- **YOUR TASKS**:
**a)** Name the five expert advisors on the judging panel in the Fact Forward article.
**b)** Using the Fact Forward article, explain why Libération turned Désintox into CheckNews.

- **SUPPLIED TEXT**:

May 17, 2018

CheckNews, an "on demand fact-checking platform" created by the French media outlet Libération, is the winner of the inaugural Fact Forward Innovation Fund.

The $50,000 USD grant offered by the International Fact-Checking Network with support from the Omidyar Network seeks to reward innovation in the format, business model or technology of fact-checking.

CheckNews is a "human search engine" which allows the audience to submit questions, request fact checks or find verified information in order to involve it in the verification process from the start and preempt concerns of fact-checkers' "selection bias."

Libération first tested CheckNews during the French presidential elections in the spring of 2017 and decided to keep it as a permanent project after receiving thousands of questions. 

"We think fact-checking can be efficient only if it proves it's capable to verify information without bias, and without the concern that one political side could benefit from it. That’s why we decided, last September, to transform Désintox (the traditional fact-checking website of Libération) into CheckNews, a platform that offers an on-demand service of verification and explanations," said Pauline Moullot, fact-checker and project lead. 

CheckNews was chosen as the winner of Fact Forward after passing two rounds of judgement by a panel of five expert advisors: Bill Adair (Knight Professor of the Practice of Journalism and Public Policy. Creator of PolitiFact); Mariano Blejman (Founder of Media Factory news accelerator. Founder of Media Party, the biggest mediathon in Latin America); Laura Hazard Owen (Deputy Editor of Nieman Journalism Lab at The Nieman Foundation at Harvard University); Emily Thorson (assistant professor of political science at Syracuse University); and Janine Warner (Co-founder of Sembramedia and Knight Fellow for the International Center for Journalists).

- **RECORDS**:

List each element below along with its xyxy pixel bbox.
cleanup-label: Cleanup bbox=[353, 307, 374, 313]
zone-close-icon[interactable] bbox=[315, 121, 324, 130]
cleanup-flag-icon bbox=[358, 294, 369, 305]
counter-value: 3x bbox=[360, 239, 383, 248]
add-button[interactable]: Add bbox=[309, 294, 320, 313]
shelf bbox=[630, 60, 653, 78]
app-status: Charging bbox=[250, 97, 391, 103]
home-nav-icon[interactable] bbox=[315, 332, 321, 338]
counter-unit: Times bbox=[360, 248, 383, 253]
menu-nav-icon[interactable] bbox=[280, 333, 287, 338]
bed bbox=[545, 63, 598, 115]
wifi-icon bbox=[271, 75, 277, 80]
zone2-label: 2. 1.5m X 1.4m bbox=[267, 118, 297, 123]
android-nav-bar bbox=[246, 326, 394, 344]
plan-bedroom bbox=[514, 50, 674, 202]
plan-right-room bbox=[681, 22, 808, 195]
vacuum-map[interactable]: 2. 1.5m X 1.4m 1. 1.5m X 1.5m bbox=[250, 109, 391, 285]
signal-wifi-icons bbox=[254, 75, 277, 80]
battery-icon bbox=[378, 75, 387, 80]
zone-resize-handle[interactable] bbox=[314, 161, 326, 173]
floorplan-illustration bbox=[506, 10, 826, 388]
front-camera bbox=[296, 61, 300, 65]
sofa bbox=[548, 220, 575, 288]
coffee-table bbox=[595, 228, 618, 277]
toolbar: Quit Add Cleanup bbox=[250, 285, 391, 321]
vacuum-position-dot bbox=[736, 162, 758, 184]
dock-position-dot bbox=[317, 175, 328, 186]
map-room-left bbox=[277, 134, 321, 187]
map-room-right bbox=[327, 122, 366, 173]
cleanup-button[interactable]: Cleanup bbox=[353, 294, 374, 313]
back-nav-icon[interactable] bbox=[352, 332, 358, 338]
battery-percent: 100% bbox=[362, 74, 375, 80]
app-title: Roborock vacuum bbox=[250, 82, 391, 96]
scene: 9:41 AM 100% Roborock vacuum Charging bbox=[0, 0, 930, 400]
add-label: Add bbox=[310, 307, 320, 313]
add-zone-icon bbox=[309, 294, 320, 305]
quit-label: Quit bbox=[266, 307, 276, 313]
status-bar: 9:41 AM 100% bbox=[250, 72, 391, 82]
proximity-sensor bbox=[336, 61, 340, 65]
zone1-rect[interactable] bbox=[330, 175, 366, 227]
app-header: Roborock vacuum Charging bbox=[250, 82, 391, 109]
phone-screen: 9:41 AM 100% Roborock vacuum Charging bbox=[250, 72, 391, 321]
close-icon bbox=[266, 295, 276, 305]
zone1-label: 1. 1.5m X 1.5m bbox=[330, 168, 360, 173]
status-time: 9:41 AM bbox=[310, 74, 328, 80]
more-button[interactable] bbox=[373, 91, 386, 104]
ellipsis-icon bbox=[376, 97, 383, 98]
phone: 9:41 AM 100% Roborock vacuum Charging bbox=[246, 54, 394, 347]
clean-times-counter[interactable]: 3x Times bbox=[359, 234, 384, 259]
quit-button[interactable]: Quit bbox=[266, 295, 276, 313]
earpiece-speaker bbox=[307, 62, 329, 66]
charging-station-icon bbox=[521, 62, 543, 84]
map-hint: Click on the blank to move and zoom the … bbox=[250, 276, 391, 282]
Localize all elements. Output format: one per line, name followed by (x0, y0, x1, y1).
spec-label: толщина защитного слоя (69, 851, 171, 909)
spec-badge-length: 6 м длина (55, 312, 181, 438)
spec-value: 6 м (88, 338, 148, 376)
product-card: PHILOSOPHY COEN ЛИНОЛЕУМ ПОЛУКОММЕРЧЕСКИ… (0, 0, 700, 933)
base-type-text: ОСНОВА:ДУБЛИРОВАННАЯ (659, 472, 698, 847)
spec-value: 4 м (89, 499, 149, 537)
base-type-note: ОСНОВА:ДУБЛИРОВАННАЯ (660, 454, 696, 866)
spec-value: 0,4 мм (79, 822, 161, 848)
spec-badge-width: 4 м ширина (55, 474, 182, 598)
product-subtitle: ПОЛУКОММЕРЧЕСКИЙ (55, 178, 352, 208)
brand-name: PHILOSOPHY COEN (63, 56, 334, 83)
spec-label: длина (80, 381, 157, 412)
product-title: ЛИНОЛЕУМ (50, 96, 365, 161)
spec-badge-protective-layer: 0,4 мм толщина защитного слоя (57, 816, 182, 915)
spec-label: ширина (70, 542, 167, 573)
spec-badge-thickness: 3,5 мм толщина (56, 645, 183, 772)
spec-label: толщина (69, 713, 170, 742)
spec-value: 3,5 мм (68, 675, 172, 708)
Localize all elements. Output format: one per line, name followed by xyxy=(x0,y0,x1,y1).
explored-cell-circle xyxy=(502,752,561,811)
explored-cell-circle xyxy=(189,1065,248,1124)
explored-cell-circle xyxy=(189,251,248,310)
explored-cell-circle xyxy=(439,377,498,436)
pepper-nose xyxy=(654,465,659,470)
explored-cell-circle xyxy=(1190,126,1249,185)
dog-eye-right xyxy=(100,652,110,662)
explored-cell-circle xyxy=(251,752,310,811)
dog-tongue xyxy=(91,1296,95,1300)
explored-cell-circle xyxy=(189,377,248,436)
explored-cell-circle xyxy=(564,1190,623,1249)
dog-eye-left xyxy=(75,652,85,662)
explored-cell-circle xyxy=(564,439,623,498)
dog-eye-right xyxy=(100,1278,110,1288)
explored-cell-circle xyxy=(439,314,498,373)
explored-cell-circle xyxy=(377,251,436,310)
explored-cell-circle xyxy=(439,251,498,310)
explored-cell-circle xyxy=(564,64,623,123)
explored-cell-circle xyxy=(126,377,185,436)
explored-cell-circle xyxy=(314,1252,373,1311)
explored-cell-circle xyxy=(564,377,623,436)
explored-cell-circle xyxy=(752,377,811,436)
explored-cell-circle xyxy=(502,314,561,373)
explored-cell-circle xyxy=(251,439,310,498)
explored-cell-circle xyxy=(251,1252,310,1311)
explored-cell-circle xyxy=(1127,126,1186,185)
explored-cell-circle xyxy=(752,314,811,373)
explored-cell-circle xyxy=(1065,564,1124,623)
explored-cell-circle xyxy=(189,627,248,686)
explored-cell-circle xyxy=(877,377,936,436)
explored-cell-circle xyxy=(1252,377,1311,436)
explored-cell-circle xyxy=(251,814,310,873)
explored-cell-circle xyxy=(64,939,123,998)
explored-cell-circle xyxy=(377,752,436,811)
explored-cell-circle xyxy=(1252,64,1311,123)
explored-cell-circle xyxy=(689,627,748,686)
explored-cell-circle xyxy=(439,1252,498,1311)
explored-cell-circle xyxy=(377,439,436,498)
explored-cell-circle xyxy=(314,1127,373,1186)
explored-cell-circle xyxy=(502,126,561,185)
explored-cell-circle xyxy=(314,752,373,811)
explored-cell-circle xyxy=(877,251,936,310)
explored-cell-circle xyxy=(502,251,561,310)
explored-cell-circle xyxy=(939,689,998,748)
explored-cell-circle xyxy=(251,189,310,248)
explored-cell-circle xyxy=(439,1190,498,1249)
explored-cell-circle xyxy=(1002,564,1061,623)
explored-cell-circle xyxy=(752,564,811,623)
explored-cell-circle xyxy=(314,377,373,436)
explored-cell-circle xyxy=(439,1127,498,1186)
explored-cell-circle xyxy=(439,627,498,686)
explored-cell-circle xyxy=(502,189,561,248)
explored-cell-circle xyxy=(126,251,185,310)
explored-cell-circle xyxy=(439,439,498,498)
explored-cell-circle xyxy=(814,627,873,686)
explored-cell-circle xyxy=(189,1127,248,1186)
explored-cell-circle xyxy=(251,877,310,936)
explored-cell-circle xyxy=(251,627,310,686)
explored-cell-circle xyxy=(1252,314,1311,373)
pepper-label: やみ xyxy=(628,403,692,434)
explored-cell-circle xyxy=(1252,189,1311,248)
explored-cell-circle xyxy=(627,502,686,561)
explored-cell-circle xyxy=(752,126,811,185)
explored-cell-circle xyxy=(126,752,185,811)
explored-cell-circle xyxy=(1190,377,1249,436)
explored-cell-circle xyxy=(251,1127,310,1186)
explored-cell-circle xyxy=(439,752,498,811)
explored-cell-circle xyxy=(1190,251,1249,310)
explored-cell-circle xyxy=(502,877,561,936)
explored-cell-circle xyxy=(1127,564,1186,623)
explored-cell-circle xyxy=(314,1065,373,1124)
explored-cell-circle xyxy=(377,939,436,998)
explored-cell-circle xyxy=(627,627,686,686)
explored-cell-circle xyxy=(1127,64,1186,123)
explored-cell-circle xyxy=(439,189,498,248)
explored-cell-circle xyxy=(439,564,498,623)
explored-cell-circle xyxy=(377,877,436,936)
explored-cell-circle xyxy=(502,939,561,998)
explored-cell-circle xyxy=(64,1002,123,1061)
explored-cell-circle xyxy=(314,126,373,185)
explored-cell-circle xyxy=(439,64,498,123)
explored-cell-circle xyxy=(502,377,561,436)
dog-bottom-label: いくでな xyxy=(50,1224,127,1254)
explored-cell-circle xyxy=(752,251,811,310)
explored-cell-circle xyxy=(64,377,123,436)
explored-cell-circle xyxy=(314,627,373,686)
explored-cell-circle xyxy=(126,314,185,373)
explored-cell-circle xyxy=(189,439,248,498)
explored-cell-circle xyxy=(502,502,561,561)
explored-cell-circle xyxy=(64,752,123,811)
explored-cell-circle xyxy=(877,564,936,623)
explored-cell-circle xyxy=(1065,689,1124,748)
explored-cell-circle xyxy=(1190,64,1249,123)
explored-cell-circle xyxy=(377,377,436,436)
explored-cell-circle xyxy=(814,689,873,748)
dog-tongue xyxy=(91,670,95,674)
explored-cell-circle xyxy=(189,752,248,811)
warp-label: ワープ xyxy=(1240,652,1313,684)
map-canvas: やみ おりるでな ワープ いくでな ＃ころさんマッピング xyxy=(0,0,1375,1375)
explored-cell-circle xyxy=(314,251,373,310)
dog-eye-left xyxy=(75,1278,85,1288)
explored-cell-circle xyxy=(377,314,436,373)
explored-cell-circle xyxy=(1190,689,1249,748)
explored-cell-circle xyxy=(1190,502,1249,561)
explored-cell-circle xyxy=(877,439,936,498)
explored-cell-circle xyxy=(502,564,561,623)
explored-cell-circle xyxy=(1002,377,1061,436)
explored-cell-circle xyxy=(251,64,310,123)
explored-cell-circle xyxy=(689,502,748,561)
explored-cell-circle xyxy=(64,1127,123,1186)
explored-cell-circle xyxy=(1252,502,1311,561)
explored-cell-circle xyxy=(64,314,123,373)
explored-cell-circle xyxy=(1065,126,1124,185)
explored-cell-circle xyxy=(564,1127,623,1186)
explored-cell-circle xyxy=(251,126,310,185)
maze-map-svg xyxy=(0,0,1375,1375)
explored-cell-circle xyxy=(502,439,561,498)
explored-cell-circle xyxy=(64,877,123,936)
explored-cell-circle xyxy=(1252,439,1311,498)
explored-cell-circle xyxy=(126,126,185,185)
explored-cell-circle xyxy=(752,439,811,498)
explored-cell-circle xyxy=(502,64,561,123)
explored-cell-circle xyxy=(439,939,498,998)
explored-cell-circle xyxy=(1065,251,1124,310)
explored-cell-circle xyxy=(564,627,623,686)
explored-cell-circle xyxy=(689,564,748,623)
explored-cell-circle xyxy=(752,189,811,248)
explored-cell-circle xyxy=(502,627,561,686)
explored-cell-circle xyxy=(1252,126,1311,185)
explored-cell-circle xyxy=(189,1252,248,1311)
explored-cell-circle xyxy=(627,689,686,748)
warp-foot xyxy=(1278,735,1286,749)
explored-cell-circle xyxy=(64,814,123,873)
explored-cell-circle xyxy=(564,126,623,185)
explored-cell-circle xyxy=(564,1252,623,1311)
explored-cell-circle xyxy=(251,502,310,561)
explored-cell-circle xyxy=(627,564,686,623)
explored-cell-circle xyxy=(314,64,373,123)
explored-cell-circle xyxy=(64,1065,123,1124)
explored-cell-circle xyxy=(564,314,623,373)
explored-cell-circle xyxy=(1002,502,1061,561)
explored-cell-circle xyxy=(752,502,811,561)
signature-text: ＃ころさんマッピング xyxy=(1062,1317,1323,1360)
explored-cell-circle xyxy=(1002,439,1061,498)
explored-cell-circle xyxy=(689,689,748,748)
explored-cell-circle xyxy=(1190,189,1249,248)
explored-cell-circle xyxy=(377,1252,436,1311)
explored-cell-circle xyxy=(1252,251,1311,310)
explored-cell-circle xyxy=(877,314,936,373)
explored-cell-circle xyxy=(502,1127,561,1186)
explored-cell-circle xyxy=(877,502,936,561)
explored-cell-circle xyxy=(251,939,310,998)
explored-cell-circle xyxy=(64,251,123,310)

- **ANSWER SET**:
**a)** Bill Adair, Mariano Blejman, Laura Hazard Owen, Emily Thorson, and Janine Warner.

**b)** Libération holds that fact-checking is efficient only if it proves it can verify information without bias and without the concern that one political side could benefit from it. For that reason, it transformed Désintox, its traditional fact-checking website, into CheckNews, a platform offering an on-demand service of verification and explanations.